• _Objective_
Please reproduce word for word the stretch of the blog post on IDEs that begins at "I've been greatly" and stops after "interested in DH.".

• _Text extract_
= = = = = = =

Coming to Terms with IDEs

This week Brandon Walsh finished up his summer of blogging, a series I very much enjoyed following along with. It was a refreshing reminder that a blog post doesn't need to be a whole production: jotting down and sharing a few thoughts or a tip or a workflow can have a lot of value for yourself and others. So much of that kind of casual writing ended up on Twitter over the last decade, where it now sits in people's individual archives, has been deleted, or is juxtaposed with increasingly dubious ads on something called "X".

I've been greatly enjoying my time over on Bluesky (where Brandon and I have been working on getting invite codes to any DH folks who want them), but there's no denying the increasingly fractured nature of the broad DH community, and I'd rather write things in a place that are easier to find and reference in the future. So, a return to deliberate blogging -- with any luck, at the "once every two weeks" pace Brandon suggested.

Today's anecdote and DH pro-tip come out of my own efforts to learn to code, which I've written a lot about over on the Data-Sitters Club (DSC 12: The DSC and the New Programming Language especially, but "learning to code" is also one of the longest entries in the DSC index) and elsewhere, including arguing that learning to code should be weighed against learning myriad other things for people interested in DH.

= = = = = = =

(Boxed element entries)
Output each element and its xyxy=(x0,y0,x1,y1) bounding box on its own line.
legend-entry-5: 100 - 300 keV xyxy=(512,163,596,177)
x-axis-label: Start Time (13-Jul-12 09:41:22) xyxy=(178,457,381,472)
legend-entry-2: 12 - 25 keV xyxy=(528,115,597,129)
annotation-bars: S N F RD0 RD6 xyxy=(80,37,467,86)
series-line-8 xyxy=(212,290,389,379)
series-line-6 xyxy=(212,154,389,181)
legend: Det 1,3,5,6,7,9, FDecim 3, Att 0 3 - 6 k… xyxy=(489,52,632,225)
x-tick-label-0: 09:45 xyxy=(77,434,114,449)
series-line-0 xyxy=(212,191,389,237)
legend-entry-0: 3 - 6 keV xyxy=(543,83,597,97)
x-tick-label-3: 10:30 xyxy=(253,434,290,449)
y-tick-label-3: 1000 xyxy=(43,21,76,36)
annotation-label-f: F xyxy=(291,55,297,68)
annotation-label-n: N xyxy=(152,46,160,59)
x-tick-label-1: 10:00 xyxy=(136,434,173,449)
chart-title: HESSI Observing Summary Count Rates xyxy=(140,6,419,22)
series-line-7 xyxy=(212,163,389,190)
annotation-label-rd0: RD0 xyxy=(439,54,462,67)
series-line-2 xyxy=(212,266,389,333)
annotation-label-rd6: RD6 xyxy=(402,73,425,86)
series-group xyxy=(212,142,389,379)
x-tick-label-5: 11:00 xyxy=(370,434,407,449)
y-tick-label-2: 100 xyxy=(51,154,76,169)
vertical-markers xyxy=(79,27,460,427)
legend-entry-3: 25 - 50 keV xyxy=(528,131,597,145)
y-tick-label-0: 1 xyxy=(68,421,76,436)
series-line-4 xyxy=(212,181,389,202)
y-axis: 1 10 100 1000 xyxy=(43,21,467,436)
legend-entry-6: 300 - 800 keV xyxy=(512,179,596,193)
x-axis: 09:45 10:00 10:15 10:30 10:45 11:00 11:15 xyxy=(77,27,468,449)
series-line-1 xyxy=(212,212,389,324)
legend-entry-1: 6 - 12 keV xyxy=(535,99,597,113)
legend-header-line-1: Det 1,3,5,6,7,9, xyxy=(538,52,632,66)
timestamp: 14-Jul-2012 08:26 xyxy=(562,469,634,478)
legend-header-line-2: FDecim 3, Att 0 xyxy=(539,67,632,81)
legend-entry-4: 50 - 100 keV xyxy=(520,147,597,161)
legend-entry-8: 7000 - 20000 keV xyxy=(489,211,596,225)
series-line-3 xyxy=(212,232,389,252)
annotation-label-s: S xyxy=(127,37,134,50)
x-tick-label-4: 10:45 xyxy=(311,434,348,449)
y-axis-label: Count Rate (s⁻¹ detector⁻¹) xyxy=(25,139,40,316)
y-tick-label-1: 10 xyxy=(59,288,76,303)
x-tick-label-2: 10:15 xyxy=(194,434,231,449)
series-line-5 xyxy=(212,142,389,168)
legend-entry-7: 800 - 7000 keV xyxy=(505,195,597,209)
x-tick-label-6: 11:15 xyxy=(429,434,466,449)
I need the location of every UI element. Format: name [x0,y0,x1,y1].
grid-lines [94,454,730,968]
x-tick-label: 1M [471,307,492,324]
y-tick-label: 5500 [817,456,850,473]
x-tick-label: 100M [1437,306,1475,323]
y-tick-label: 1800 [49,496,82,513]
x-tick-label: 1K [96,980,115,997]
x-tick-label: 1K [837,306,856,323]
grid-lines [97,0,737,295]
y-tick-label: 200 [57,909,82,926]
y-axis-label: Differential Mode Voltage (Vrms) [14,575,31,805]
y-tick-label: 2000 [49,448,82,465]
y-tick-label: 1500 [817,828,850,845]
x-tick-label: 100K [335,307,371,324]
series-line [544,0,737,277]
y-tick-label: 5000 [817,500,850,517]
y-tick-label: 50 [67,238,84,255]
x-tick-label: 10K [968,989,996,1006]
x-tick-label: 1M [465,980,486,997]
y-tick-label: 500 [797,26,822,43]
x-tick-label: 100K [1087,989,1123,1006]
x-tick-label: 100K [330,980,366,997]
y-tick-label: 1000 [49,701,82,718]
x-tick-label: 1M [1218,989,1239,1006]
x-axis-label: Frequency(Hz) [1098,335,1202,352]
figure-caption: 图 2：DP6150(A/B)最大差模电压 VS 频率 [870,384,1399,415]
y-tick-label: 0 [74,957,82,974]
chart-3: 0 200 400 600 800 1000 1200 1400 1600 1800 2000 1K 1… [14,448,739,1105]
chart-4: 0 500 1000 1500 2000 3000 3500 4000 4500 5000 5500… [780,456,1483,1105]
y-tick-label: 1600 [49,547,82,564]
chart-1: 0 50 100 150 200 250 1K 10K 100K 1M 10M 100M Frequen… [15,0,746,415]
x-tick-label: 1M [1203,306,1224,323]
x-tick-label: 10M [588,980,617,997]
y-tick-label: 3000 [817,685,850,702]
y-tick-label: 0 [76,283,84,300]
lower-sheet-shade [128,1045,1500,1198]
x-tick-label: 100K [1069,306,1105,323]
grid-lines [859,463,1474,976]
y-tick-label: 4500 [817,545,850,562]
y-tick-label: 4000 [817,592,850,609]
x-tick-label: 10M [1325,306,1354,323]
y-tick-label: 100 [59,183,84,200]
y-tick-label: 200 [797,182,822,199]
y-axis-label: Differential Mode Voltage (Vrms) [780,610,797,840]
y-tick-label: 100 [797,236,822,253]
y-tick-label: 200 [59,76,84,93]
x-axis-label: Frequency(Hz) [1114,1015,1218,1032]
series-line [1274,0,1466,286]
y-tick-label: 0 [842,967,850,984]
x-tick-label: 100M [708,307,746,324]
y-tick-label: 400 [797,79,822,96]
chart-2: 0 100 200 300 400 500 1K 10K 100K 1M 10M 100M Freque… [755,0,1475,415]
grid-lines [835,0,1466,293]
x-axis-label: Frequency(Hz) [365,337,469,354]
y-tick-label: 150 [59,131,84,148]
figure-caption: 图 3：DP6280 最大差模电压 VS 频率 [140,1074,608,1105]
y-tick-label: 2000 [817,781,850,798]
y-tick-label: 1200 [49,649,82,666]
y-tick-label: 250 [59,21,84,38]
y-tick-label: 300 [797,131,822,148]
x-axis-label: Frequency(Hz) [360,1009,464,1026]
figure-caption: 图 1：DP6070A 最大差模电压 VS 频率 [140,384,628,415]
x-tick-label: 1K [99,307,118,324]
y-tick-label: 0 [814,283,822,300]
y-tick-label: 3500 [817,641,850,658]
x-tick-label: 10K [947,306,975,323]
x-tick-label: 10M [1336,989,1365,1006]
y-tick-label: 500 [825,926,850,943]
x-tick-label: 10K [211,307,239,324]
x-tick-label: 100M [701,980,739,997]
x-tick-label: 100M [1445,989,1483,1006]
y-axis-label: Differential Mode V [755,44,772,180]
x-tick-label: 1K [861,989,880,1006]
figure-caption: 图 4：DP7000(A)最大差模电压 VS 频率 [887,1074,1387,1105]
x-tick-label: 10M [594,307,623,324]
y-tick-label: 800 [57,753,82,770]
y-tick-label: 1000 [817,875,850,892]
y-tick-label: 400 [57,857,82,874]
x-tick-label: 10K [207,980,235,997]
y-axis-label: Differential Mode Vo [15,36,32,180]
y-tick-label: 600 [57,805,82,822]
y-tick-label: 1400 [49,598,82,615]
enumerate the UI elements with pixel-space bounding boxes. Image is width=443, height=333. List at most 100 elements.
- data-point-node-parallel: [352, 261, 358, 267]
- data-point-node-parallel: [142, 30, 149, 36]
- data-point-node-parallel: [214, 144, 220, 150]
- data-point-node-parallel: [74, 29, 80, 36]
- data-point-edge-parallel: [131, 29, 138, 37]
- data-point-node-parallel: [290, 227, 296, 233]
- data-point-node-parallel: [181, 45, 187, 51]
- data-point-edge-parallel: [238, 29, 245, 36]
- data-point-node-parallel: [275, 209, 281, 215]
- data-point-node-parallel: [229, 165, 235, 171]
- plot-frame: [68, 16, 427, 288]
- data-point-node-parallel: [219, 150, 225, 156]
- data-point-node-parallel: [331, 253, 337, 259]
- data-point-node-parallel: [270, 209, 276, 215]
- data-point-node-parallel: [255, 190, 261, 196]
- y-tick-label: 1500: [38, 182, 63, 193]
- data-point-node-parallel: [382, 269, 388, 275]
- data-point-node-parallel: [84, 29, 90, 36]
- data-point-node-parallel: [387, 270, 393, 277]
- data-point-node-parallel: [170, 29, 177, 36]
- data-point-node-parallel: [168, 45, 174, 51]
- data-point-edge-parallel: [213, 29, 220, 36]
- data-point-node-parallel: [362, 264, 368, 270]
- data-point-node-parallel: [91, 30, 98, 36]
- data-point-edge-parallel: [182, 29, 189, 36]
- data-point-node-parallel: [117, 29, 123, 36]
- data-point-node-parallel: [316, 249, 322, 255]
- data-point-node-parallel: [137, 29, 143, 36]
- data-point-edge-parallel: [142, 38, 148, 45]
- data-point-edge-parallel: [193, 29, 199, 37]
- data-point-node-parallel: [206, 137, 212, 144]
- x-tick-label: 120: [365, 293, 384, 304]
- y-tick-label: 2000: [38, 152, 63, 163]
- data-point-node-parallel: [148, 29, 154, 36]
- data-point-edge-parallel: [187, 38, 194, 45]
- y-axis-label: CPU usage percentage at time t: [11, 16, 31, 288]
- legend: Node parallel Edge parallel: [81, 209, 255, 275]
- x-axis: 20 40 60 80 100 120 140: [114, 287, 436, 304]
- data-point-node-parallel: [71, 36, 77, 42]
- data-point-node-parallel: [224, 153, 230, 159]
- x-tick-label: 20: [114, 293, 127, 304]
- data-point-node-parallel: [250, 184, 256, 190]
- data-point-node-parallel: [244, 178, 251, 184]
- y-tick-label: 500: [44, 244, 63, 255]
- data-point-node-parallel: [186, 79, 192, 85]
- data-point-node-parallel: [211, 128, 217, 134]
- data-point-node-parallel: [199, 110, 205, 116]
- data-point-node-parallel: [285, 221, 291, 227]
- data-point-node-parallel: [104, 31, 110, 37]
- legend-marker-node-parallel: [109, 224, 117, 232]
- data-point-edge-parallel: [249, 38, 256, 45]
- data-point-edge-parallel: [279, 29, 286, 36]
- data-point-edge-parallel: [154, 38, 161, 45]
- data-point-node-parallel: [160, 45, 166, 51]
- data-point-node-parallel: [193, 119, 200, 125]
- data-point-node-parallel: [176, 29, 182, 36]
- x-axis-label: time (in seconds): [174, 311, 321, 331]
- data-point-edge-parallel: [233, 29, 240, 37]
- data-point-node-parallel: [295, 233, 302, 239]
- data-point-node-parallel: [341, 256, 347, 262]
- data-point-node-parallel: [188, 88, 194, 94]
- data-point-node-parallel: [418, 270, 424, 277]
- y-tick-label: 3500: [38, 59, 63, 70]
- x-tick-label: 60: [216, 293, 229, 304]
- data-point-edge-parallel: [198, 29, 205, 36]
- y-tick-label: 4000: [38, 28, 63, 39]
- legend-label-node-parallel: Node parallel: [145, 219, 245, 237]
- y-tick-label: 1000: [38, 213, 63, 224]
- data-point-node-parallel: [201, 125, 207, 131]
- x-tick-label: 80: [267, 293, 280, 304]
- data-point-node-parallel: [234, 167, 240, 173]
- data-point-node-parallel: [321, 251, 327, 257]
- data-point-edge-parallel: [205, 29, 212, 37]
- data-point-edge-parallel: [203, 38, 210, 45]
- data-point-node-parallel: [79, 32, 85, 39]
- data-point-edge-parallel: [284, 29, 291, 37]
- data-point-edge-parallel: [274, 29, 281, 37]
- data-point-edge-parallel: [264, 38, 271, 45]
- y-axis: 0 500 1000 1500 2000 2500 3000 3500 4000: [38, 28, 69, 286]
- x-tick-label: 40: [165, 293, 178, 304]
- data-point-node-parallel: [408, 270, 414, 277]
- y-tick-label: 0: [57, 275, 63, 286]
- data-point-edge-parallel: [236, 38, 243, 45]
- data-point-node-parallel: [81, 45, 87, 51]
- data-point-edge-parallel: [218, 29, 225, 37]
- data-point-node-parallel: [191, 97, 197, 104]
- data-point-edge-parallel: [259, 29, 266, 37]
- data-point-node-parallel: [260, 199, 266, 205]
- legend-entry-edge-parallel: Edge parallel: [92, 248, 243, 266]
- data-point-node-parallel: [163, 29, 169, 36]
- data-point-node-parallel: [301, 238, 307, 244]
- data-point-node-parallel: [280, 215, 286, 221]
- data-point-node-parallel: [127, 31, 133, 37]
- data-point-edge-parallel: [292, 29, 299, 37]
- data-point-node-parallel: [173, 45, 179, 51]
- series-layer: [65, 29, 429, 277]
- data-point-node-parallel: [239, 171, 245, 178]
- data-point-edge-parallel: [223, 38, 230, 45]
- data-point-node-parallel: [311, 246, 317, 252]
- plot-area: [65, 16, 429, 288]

= = = = = = =

• _Answer to this exercise_
I've been greatly enjoying my time over on Bluesky (where Brandon and I have been working on getting invite codes to any DH folks who want them), but there's no denying the increasingly fractured nature of the broad DH community, and I'd rather write things in a place that are easier to find and reference in the future. So, a return to deliberate blogging -- with any luck, at the "once every two weeks" pace Brandon suggested.

Today's anecdote and DH pro-tip come out of my own efforts to learn to code, which I've written a lot about over on the Data-Sitters Club (DSC 12: The DSC and the New Programming Language especially, but "learning to code" is also one of the longest entries in the DSC index) and elsewhere, including arguing that learning to code should be weighed against learning myriad other things for people interested in DH.